GOAL:
Copy every line in which the string "Decode" occurs.

INPUT DATA:
---

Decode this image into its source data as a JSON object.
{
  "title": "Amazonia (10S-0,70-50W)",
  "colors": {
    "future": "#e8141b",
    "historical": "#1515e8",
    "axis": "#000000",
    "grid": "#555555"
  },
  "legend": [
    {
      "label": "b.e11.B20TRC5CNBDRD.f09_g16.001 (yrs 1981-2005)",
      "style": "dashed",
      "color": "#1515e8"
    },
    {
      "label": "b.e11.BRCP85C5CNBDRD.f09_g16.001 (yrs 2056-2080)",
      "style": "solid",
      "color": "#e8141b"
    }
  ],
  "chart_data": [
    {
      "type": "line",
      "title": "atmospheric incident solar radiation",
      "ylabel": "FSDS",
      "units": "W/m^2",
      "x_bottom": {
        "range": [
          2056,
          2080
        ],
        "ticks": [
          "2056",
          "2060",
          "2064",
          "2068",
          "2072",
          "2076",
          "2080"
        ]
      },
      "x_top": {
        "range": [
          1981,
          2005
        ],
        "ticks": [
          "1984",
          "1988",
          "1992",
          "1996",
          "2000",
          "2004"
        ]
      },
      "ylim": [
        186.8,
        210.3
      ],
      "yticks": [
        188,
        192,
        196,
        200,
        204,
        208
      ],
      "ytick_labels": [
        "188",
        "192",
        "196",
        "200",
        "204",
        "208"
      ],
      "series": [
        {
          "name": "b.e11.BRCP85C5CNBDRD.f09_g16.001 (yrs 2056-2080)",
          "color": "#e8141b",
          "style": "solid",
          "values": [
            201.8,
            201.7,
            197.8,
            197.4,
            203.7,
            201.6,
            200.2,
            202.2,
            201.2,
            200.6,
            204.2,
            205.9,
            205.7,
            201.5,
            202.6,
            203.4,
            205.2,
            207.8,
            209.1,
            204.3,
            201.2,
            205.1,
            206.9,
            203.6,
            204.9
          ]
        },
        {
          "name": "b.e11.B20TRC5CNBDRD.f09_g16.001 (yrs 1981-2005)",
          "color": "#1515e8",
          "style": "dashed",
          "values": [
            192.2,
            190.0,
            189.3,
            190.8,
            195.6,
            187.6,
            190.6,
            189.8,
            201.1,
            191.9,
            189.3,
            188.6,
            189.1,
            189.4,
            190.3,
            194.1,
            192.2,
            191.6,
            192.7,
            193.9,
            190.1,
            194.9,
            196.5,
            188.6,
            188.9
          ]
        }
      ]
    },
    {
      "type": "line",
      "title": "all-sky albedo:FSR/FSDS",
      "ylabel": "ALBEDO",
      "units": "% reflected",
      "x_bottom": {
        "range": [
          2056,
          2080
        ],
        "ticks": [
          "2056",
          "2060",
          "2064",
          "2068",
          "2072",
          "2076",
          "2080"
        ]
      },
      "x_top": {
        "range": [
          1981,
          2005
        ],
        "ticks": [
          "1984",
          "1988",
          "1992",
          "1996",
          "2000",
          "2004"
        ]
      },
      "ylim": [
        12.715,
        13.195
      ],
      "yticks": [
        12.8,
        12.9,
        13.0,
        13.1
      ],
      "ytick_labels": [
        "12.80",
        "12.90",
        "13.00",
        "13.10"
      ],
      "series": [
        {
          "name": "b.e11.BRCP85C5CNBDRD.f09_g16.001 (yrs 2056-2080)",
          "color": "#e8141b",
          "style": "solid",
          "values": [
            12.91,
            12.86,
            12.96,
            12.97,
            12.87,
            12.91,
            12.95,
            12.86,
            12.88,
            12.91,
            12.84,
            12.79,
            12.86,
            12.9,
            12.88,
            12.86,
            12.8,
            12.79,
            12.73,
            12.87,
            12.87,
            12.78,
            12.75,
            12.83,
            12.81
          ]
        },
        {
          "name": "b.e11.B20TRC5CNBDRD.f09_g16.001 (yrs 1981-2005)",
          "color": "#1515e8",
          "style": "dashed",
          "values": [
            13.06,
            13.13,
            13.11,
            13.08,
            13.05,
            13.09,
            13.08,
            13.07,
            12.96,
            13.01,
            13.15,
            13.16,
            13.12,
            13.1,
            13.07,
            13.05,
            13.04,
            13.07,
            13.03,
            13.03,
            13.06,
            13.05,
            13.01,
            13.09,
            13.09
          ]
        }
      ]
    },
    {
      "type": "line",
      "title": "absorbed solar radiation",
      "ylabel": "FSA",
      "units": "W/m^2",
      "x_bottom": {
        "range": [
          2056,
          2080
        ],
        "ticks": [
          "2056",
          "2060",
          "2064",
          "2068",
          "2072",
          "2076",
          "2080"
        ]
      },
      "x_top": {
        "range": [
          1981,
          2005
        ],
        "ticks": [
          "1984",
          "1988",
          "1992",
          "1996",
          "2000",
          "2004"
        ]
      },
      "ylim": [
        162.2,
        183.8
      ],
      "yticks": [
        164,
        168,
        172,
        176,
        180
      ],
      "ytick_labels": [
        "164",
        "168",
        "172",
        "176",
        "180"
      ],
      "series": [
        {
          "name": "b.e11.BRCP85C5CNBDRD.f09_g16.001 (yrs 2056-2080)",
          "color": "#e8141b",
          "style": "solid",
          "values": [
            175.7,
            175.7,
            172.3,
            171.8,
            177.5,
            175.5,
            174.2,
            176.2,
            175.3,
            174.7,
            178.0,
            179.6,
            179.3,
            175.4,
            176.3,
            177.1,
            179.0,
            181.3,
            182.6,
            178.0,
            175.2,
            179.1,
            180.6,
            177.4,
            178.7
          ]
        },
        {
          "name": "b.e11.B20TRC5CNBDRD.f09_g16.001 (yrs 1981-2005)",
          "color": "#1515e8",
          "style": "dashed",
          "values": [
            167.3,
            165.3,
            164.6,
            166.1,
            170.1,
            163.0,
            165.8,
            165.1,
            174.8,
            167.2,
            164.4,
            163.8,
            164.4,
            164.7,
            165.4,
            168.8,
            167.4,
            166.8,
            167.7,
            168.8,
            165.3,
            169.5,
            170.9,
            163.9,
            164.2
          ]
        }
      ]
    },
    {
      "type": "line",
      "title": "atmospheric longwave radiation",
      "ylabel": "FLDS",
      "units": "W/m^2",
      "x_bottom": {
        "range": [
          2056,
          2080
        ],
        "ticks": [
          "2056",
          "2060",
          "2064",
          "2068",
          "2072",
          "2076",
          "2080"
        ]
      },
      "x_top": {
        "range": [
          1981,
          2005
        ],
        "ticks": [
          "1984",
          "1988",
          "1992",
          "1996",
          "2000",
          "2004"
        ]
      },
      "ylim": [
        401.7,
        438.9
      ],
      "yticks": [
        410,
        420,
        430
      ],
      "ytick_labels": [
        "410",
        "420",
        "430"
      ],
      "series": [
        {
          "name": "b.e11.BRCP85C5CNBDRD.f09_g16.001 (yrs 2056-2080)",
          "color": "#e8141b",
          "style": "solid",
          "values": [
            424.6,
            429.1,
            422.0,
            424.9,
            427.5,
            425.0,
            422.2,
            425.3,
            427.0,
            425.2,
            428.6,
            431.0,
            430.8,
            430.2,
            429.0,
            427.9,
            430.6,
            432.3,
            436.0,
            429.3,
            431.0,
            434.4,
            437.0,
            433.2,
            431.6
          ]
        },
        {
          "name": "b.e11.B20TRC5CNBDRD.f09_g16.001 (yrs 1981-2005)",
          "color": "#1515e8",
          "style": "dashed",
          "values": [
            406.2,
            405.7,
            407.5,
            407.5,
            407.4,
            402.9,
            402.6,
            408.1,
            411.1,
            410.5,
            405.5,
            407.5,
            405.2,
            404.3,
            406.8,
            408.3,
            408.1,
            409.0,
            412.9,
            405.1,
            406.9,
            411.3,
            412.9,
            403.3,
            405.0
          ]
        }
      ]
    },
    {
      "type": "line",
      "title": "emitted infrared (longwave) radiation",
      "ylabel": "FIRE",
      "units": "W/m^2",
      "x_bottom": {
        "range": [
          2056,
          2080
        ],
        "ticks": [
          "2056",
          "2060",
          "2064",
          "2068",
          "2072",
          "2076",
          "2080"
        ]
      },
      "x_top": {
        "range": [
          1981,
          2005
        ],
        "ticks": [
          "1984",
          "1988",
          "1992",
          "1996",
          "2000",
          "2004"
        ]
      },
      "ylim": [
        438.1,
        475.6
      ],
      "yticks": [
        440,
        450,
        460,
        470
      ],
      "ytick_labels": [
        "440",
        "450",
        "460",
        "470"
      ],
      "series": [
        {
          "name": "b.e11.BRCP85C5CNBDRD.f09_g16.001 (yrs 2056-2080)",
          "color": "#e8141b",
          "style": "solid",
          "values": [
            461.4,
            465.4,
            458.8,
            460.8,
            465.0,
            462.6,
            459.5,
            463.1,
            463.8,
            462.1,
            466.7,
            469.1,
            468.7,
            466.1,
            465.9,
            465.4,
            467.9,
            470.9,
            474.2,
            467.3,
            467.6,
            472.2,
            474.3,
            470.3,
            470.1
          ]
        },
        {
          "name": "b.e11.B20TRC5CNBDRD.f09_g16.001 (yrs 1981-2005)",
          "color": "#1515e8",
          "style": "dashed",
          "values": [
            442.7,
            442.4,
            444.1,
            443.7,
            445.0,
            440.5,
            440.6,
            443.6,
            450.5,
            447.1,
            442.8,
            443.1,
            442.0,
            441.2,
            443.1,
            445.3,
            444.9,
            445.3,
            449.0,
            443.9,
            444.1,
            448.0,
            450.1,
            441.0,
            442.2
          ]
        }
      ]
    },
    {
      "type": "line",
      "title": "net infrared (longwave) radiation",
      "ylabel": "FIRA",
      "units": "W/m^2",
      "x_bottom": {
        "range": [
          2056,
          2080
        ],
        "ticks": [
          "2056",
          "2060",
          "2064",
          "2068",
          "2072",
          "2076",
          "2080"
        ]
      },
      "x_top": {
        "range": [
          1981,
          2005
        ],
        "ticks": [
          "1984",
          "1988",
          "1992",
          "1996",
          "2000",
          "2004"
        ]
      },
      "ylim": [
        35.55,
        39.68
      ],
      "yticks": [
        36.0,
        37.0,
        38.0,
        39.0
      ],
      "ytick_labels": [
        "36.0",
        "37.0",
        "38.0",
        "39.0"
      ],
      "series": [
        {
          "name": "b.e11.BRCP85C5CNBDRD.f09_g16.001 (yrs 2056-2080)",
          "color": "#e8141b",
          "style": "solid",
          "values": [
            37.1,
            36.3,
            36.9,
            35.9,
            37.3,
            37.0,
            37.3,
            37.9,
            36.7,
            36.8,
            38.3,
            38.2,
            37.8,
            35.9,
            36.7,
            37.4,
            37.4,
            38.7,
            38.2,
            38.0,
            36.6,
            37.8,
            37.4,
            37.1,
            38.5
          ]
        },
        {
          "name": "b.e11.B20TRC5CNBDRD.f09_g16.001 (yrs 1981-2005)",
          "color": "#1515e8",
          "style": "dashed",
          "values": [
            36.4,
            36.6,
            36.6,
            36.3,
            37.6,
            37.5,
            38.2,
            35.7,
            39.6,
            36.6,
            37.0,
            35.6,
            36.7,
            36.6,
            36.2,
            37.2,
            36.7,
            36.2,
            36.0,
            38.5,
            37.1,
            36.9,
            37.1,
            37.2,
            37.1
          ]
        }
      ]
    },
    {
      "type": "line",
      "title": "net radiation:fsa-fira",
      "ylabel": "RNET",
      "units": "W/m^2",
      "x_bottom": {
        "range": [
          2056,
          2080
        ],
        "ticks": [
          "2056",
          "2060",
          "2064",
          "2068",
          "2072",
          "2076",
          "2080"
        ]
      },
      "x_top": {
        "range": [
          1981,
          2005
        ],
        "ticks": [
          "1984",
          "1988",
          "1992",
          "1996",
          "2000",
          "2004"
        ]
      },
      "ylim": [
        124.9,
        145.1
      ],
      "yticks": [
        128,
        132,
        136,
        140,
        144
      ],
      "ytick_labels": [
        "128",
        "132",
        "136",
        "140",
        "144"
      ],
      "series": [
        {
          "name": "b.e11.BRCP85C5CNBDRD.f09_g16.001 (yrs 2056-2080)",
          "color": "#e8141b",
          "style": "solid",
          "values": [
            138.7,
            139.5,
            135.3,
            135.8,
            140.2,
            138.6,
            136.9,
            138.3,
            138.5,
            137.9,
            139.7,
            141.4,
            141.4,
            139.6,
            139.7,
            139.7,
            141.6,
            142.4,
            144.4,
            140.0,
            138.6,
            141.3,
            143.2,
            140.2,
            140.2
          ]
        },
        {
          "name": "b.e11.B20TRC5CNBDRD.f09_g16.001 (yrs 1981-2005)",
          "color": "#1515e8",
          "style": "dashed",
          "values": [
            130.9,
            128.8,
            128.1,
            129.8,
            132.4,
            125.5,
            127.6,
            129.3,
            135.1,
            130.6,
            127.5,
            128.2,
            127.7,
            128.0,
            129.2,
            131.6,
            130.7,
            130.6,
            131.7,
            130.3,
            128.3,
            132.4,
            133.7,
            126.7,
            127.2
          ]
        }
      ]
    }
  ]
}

---

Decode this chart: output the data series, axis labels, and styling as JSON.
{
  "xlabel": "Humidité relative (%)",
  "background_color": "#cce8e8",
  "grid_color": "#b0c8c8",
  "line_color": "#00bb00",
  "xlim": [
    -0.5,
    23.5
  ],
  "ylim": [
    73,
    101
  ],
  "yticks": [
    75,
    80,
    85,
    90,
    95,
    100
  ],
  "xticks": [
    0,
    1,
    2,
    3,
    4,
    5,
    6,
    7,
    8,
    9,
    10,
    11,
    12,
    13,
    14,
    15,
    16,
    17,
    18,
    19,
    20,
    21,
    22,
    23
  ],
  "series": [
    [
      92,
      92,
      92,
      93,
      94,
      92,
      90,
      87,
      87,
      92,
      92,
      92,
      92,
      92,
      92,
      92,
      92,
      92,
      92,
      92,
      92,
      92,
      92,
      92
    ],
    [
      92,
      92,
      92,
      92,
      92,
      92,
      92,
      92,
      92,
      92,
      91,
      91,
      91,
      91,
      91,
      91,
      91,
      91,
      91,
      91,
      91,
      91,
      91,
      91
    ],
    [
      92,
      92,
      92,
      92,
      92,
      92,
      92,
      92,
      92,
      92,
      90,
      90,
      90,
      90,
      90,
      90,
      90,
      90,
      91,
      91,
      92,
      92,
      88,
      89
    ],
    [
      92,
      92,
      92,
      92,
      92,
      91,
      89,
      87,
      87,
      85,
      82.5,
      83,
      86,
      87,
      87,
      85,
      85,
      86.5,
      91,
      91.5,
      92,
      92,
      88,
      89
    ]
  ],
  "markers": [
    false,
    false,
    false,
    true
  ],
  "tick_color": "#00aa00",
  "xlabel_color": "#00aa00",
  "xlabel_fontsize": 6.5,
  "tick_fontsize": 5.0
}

---

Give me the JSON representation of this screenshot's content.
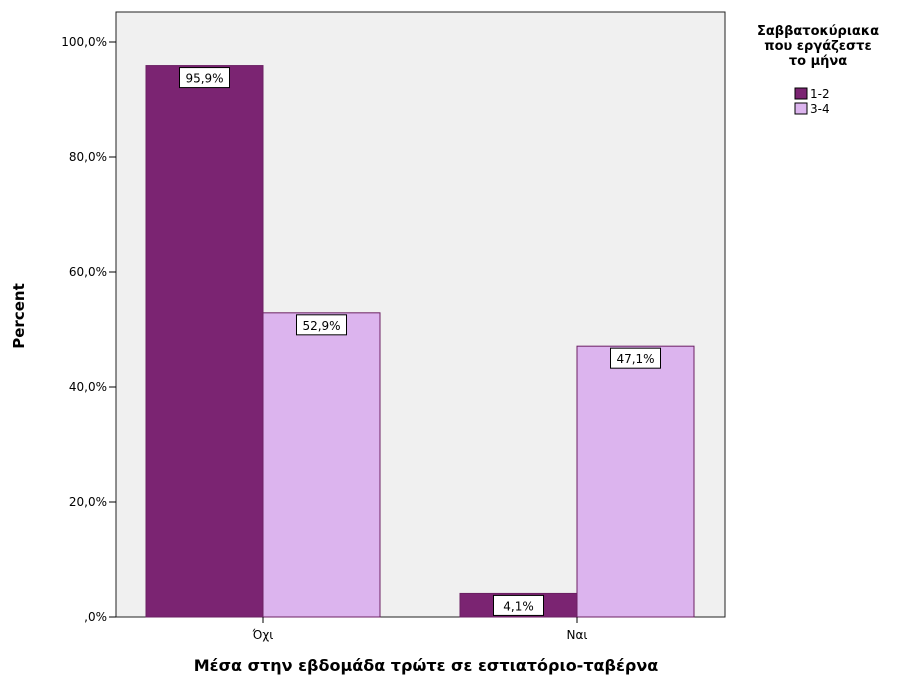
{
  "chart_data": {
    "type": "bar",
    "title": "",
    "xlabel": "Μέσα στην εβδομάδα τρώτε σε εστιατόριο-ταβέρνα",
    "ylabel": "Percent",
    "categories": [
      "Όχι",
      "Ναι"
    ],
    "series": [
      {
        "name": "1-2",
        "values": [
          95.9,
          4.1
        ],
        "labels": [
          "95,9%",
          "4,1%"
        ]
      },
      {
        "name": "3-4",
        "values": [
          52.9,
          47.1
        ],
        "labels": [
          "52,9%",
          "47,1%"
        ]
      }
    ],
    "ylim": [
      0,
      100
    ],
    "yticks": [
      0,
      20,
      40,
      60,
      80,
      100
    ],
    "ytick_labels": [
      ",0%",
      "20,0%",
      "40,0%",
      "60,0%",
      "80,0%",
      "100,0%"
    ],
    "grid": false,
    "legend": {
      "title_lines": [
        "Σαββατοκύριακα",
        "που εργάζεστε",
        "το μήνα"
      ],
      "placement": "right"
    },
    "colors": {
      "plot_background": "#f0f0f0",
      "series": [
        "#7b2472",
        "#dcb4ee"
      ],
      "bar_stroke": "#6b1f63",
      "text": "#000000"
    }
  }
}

---

EXERCISE ANSWER:
Decode this image into its source data as a JSON object.
Decode this chart: output the data series, axis labels, and styling as JSON.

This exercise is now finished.